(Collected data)
- - -

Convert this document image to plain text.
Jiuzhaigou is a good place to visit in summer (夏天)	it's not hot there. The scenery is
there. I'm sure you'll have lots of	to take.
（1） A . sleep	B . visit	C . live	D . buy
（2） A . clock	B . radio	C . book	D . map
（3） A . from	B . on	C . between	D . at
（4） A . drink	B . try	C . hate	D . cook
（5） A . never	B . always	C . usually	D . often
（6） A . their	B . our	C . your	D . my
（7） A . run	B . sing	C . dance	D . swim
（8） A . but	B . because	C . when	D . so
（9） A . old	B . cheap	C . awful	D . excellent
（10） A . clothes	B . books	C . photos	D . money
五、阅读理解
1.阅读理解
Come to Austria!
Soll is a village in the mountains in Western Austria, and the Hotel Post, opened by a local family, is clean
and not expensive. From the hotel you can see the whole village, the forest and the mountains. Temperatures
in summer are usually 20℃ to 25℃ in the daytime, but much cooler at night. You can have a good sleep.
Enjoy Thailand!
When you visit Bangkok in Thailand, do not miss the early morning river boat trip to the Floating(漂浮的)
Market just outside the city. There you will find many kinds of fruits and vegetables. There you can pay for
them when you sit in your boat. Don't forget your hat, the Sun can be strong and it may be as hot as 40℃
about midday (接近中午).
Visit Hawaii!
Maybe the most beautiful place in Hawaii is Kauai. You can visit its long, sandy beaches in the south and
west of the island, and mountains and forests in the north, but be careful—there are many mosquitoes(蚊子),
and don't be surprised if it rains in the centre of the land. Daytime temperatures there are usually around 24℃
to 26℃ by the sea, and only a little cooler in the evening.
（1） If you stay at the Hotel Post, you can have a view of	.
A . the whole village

- - -

§ The problem
Copy the data above in full, character for character.

§ Exercise result
Convert this document image to plain text.
Jiuzhaigou is a good place to visit in summer (夏天)	it's not hot there. The scenery is
there. I'm sure you'll have lots of	to take.
（1） A . sleep	B . visit	C . live	D . buy
（2） A . clock	B . radio	C . book	D . map
（3） A . from	B . on	C . between	D . at
（4） A . drink	B . try	C . hate	D . cook
（5） A . never	B . always	C . usually	D . often
（6） A . their	B . our	C . your	D . my
（7） A . run	B . sing	C . dance	D . swim
（8） A . but	B . because	C . when	D . so
（9） A . old	B . cheap	C . awful	D . excellent
（10） A . clothes	B . books	C . photos	D . money
五、阅读理解
1.阅读理解
Come to Austria!
Soll is a village in the mountains in Western Austria, and the Hotel Post, opened by a local family, is clean
and not expensive. From the hotel you can see the whole village, the forest and the mountains. Temperatures
in summer are usually 20℃ to 25℃ in the daytime, but much cooler at night. You can have a good sleep.
Enjoy Thailand!
When you visit Bangkok in Thailand, do not miss the early morning river boat trip to the Floating(漂浮的)
Market just outside the city. There you will find many kinds of fruits and vegetables. There you can pay for
them when you sit in your boat. Don't forget your hat, the Sun can be strong and it may be as hot as 40℃
about midday (接近中午).
Visit Hawaii!
Maybe the most beautiful place in Hawaii is Kauai. You can visit its long, sandy beaches in the south and
west of the island, and mountains and forests in the north, but be careful—there are many mosquitoes(蚊子),
and don't be surprised if it rains in the centre of the land. Daytime temperatures there are usually around 24℃
to 26℃ by the sea, and only a little cooler in the evening.
（1） If you stay at the Hotel Post, you can have a view of	.
A . the whole village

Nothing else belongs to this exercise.